Consigne: Recopiez mot pour mot le passage de l'extrait fourni situé entre « Je rappelle que » et « et de liberté. », ces mots compris.

Extrait fourni:
*-*-*

Je rappelle que cette définition n'est jugée acceptable ni par la Commission nationale consultative des droits de l'homme, autorité indépendante qui n'a apparemment pas été auditionnée sur cette douloureuse question, ni par la grande majorité des associations engagées dans les luttes contre le racisme et la xénophobie. Elles n'ont pas été citées dans l'hémicycle jusqu'à maintenant, mais elles sont nombreuses à voir dans ce texte, tout comme le groupe Socialistes et apparentés, le risque flagrant de l'affaiblissement de cette approche à laquelle nous tenons tant, celle qui porte haut l'exigence de transparence et d'impartialité, de justice et de liberté.
Puisque nos divergences sur cette question ne cessent d'enflammer les débats, nous sommes satisfaits que la conférence des présidents ait acté ce matin la mise en place d'une mission d'information qui entendra toutes les parties prenantes et pourra élaborer, peut-être, un nouveau cadre de réflexions et de propositions sur lesquelles nous pourrons travailler et nous rassembler.

*-*-*

Lignes fournies:

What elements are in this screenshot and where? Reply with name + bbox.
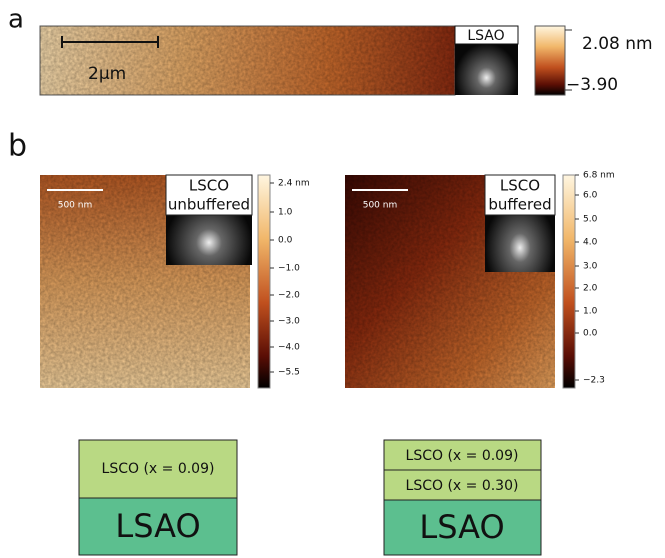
afm-texture xyxy=(40,26,455,95)
substrate-label: LSAO xyxy=(115,507,200,545)
panel-label: b xyxy=(8,129,27,164)
colorbar-tick-label: 5.0 xyxy=(583,215,598,225)
inset-label: LSCO xyxy=(189,177,229,195)
colorbar-tick-label: 4.0 xyxy=(583,238,598,248)
colorbar-tick-label: 1.0 xyxy=(583,307,598,317)
colorbar xyxy=(258,175,270,388)
panel-label: a xyxy=(8,5,24,35)
colorbar xyxy=(563,175,575,388)
scale-bar-label: 500 nm xyxy=(363,201,398,211)
scale-bar-label: 500 nm xyxy=(58,201,93,211)
colorbar-tick-label: 6.0 xyxy=(583,191,598,201)
colorbar-tick-label: −1.0 xyxy=(278,264,300,274)
layer-label: LSCO (x = 0.30) xyxy=(406,478,519,494)
inset-label: LSAO xyxy=(467,28,504,44)
colorbar-label: −3.90 xyxy=(566,75,618,95)
colorbar xyxy=(535,26,565,95)
colorbar-label: 2.08 nm xyxy=(582,34,653,54)
substrate-label: LSAO xyxy=(419,508,504,546)
colorbar-tick-label: 0.0 xyxy=(278,236,293,246)
figure: a 2μm LSAO 2.08 nm −3.90 b LSCO (x = 0.0… xyxy=(0,0,665,558)
colorbar-tick-label: −4.0 xyxy=(278,343,300,353)
colorbar-tick-label: 3.0 xyxy=(583,262,598,272)
colorbar-tick-label: 6.8 nm xyxy=(583,171,615,181)
colorbar-tick-label: −5.5 xyxy=(278,368,300,378)
colorbar-tick-label: 2.0 xyxy=(583,284,598,294)
inset-label: buffered xyxy=(488,196,551,214)
inset-label: LSCO xyxy=(500,177,540,195)
colorbar-tick-label: 1.0 xyxy=(278,208,293,218)
colorbar-tick-label: 2.4 nm xyxy=(278,179,310,189)
scale-bar-label: 2μm xyxy=(88,64,126,84)
layer-label: LSCO (x = 0.09) xyxy=(102,461,215,477)
colorbar-tick-label: 0.0 xyxy=(583,329,598,339)
colorbar-tick-label: −3.0 xyxy=(278,317,300,327)
inset-label: unbuffered xyxy=(168,196,250,214)
colorbar-tick-label: −2.3 xyxy=(583,376,605,386)
colorbar-tick-label: −2.0 xyxy=(278,291,300,301)
layer-label: LSCO (x = 0.09) xyxy=(406,448,519,464)
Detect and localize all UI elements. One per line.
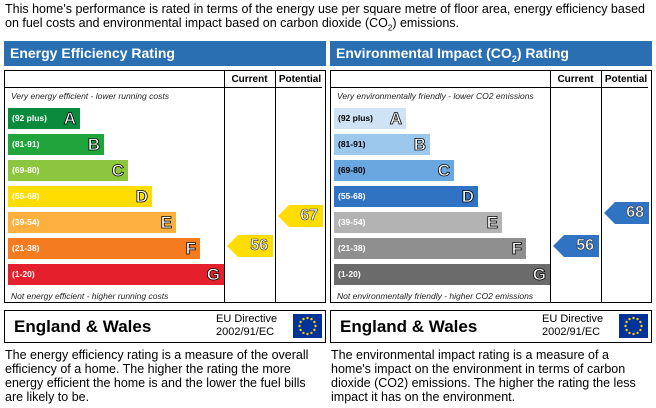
band-d: (55-68) D: [8, 186, 152, 207]
current-header: Current: [557, 74, 594, 85]
band-b: (81-91) B: [8, 134, 104, 155]
band-range: (69-80): [12, 165, 40, 175]
top-note: Very environmentally friendly - lower CO…: [337, 91, 534, 101]
band-range: (1-20): [338, 269, 361, 279]
current-header: Current: [231, 74, 268, 85]
band-c: (69-80) C: [8, 160, 128, 181]
country-label: England & Wales: [14, 317, 152, 336]
potential-header: Potential: [278, 74, 322, 85]
band-g: (1-20) G: [8, 264, 224, 285]
band-range: (39-54): [12, 217, 40, 227]
band-c: (69-80) C: [334, 160, 454, 181]
band-range: (92 plus): [338, 113, 373, 123]
eu-flag-icon: [293, 314, 322, 338]
band-letter: C: [437, 161, 450, 181]
band-range: (92 plus): [12, 113, 47, 123]
eu-directive: EU Directive 2002/91/EC: [216, 313, 278, 338]
band-d: (55-68) D: [334, 186, 478, 207]
ei-caption: The environmental impact rating is a mea…: [331, 348, 636, 404]
eu-flag-icon: [619, 314, 648, 338]
band-letter: A: [389, 109, 402, 129]
current-rating-arrow: 56: [227, 235, 273, 257]
bottom-note: Not environmentally friendly - higher CO…: [337, 291, 534, 301]
band-e: (39-54) E: [8, 212, 176, 233]
band-letter: E: [486, 213, 498, 233]
band-letter: A: [63, 109, 76, 129]
band-range: (81-91): [12, 139, 40, 149]
energy-efficiency-panel: Energy Efficiency Rating Current Potenti…: [4, 41, 326, 345]
footer: England & Wales EU Directive 2002/91/EC: [4, 310, 326, 343]
band-range: (81-91): [338, 139, 366, 149]
band-a: (92 plus) A: [8, 108, 80, 129]
panel-title: Environmental Impact (CO2) Rating: [330, 41, 652, 66]
band-range: (1-20): [12, 269, 35, 279]
intro-text: This home's performance is rated in term…: [5, 2, 645, 33]
rating-chart: Current Potential Very environmentally f…: [330, 70, 652, 303]
bottom-note: Not energy efficient - higher running co…: [11, 291, 169, 301]
top-note: Very energy efficient - lower running co…: [11, 91, 169, 101]
band-letter: G: [206, 265, 220, 285]
band-letter: B: [413, 135, 426, 155]
band-letter: B: [87, 135, 100, 155]
potential-rating-arrow: 68: [604, 202, 649, 224]
country-label: England & Wales: [340, 317, 478, 336]
band-letter: D: [135, 187, 148, 207]
environmental-impact-panel: Environmental Impact (CO2) Rating Curren…: [330, 41, 652, 345]
footer: England & Wales EU Directive 2002/91/EC: [330, 310, 652, 343]
band-g: (1-20) G: [334, 264, 550, 285]
band-range: (69-80): [338, 165, 366, 175]
panel-title: Energy Efficiency Rating: [4, 41, 326, 66]
band-f: (21-38) F: [334, 238, 526, 259]
current-rating-arrow: 56: [553, 235, 599, 257]
band-range: (39-54): [338, 217, 366, 227]
band-letter: D: [461, 187, 474, 207]
band-a: (92 plus) A: [334, 108, 406, 129]
band-range: (55-68): [12, 191, 40, 201]
band-b: (81-91) B: [334, 134, 430, 155]
potential-rating-arrow: 67: [278, 205, 323, 227]
rating-chart: Current Potential Very energy efficient …: [4, 70, 326, 303]
band-range: (21-38): [338, 243, 366, 253]
band-letter: F: [185, 239, 196, 259]
band-range: (21-38): [12, 243, 40, 253]
band-e: (39-54) E: [334, 212, 502, 233]
band-letter: C: [111, 161, 124, 181]
eu-directive: EU Directive 2002/91/EC: [542, 313, 604, 338]
band-f: (21-38) F: [8, 238, 200, 259]
band-range: (55-68): [338, 191, 366, 201]
potential-header: Potential: [604, 74, 648, 85]
band-letter: F: [511, 239, 522, 259]
band-letter: E: [160, 213, 172, 233]
eer-caption: The energy efficiency rating is a measur…: [5, 348, 309, 404]
band-letter: G: [532, 265, 546, 285]
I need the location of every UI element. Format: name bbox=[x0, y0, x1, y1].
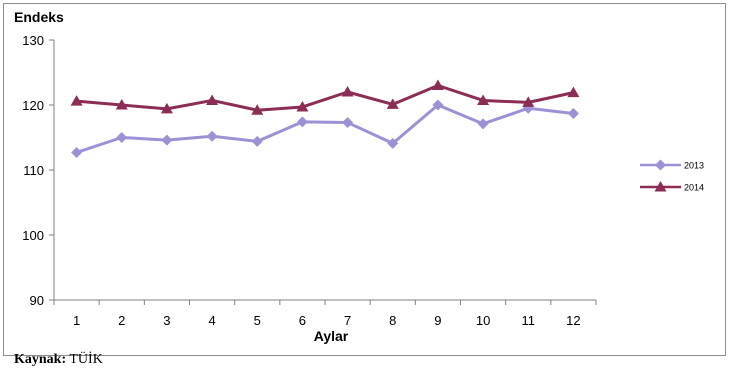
data-point-2014 bbox=[206, 94, 219, 105]
data-point-2014 bbox=[296, 100, 309, 112]
source-note: Kaynak: TÜİK bbox=[14, 352, 103, 368]
data-point-2014 bbox=[251, 104, 264, 115]
y-tick-label: 120 bbox=[22, 98, 44, 113]
x-tick-label: 4 bbox=[208, 313, 215, 328]
source-label: Kaynak: bbox=[14, 352, 67, 367]
x-tick-label: 5 bbox=[254, 313, 261, 328]
legend-label-2013: 2013 bbox=[684, 161, 704, 171]
data-point-2013 bbox=[387, 137, 399, 149]
y-tick-label: 100 bbox=[22, 228, 44, 243]
x-tick-label: 9 bbox=[434, 313, 441, 328]
data-point-2013 bbox=[161, 134, 173, 146]
legend-marker-2013 bbox=[655, 159, 666, 171]
data-point-2014 bbox=[70, 95, 83, 106]
source-value: TÜİK bbox=[69, 352, 103, 367]
series-2013 bbox=[71, 99, 579, 158]
chart-frame bbox=[3, 3, 726, 356]
x-axis-title: Aylar bbox=[314, 328, 349, 344]
data-point-2014 bbox=[522, 96, 535, 107]
y-tick-label: 90 bbox=[30, 293, 44, 308]
x-tick-label: 8 bbox=[389, 313, 396, 328]
y-axis-title: Endeks bbox=[14, 9, 64, 25]
legend-label-2014: 2014 bbox=[684, 183, 704, 193]
data-point-2014 bbox=[386, 98, 399, 109]
series-line-2014 bbox=[76, 84, 574, 112]
legend-marker-2014 bbox=[654, 181, 667, 192]
series-2014 bbox=[70, 79, 580, 115]
data-point-2014 bbox=[160, 102, 173, 114]
data-point-2013 bbox=[251, 135, 263, 147]
data-point-2014 bbox=[431, 79, 444, 90]
data-point-2013 bbox=[477, 118, 489, 130]
data-point-2014 bbox=[567, 86, 580, 98]
data-point-2013 bbox=[116, 132, 128, 143]
data-point-2013 bbox=[342, 117, 354, 129]
x-tick-label: 3 bbox=[163, 313, 170, 328]
x-tick-label: 11 bbox=[522, 313, 536, 328]
data-point-2014 bbox=[341, 86, 354, 97]
series-group bbox=[70, 79, 580, 158]
x-tick-label: 10 bbox=[476, 313, 490, 328]
y-tick-label: 110 bbox=[23, 163, 44, 178]
data-point-2013 bbox=[567, 107, 579, 119]
series-line-2013 bbox=[76, 103, 574, 154]
data-point-2014 bbox=[477, 94, 490, 105]
data-point-2014 bbox=[115, 99, 128, 110]
x-tick-label: 6 bbox=[299, 313, 306, 328]
x-tick-label: 1 bbox=[73, 313, 80, 328]
data-point-2013 bbox=[296, 116, 308, 128]
data-point-2013 bbox=[71, 146, 83, 158]
y-tick-label: 130 bbox=[22, 33, 44, 48]
data-point-2013 bbox=[206, 130, 218, 142]
x-tick-label: 2 bbox=[118, 313, 125, 328]
data-point-2013 bbox=[432, 99, 444, 111]
x-tick-label: 7 bbox=[344, 313, 351, 328]
x-tick-label: 12 bbox=[566, 313, 580, 328]
legend: 2013 2014 bbox=[640, 159, 704, 193]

*-*-*

Résultat ci-dessous:
Je rappelle que cette définition n'est jugée acceptable ni par la Commission nationale consultative des droits de l'homme, autorité indépendante qui n'a apparemment pas été auditionnée sur cette douloureuse question, ni par la grande majorité des associations engagées dans les luttes contre le racisme et la xénophobie. Elles n'ont pas été citées dans l'hémicycle jusqu'à maintenant, mais elles sont nombreuses à voir dans ce texte, tout comme le groupe Socialistes et apparentés, le risque flagrant de l'affaiblissement de cette approche à laquelle nous tenons tant, celle qui porte haut l'exigence de transparence et d'impartialité, de justice et de liberté.